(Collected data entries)
-- Start --

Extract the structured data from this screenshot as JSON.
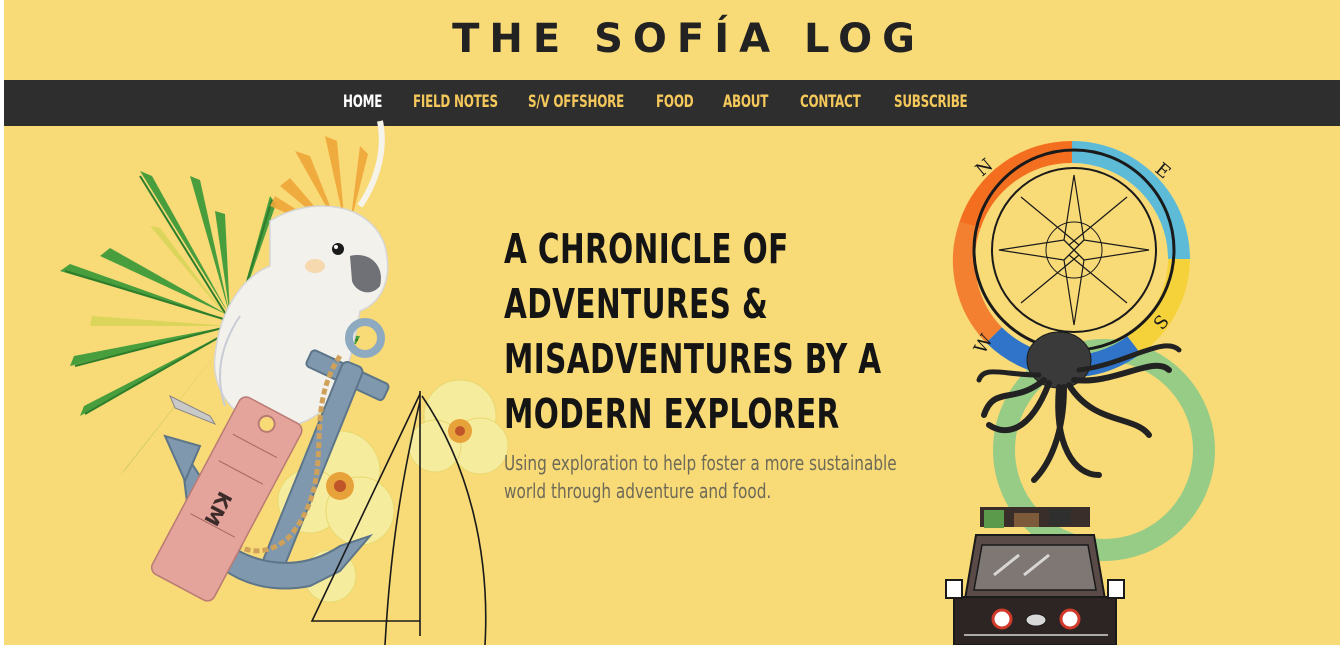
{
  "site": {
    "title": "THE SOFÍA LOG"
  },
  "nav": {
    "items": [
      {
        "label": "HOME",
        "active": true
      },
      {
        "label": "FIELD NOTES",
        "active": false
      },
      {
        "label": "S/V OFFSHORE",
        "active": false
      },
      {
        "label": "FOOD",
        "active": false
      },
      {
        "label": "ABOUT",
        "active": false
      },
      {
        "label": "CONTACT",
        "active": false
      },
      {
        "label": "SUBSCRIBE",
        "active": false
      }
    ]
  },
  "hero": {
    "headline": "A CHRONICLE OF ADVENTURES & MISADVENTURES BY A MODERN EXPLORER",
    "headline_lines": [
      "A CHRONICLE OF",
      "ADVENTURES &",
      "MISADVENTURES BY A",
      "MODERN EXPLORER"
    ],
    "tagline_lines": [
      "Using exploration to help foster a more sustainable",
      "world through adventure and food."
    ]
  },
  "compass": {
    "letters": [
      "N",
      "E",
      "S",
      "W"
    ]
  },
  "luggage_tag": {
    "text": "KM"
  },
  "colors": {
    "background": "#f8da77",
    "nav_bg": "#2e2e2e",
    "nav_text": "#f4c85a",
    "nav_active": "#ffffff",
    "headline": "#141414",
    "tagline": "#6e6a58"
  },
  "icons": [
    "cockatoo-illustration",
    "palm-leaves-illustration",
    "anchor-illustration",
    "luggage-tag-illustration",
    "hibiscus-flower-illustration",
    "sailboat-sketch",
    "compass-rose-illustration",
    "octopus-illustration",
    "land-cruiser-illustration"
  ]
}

-- End --
-- Start --

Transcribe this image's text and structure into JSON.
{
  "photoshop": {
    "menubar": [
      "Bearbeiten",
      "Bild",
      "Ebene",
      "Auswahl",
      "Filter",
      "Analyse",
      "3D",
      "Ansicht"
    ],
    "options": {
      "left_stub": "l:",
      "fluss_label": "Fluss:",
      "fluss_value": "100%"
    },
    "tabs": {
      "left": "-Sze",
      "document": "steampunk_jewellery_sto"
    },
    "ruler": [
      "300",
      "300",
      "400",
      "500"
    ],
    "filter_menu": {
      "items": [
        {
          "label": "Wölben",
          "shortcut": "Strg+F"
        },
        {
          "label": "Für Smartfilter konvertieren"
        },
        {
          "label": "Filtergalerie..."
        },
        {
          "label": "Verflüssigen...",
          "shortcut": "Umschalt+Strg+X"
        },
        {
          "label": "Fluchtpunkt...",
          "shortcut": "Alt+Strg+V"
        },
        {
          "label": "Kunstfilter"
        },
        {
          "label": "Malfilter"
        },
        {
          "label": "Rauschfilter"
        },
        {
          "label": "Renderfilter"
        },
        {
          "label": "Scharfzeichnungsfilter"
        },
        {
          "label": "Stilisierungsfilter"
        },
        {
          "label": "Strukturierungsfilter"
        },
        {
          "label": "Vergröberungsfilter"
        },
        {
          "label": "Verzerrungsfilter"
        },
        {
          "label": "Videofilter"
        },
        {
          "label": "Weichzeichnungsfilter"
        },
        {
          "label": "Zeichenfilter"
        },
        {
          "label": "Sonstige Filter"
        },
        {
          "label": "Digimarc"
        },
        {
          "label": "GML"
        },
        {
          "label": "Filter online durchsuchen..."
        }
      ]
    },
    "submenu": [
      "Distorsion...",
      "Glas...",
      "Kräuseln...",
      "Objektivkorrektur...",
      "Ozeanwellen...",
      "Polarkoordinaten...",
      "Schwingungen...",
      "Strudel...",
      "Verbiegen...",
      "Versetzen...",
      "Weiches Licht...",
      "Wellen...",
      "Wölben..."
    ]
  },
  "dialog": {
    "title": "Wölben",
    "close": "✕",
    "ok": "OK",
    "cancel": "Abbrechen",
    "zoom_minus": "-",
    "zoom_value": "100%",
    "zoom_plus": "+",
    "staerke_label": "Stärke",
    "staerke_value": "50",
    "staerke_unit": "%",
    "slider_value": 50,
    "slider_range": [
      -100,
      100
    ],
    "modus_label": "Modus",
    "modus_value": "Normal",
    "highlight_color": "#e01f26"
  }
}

-- End --

» **WORK INSTRUCTIONS**:
Read through the lines above and collect those that contain the string "MISADVENTURES".

» **RESPONSE TO THE TASK**:
    "headline": "A CHRONICLE OF ADVENTURES & MISADVENTURES BY A MODERN EXPLORER",
      "MISADVENTURES BY A",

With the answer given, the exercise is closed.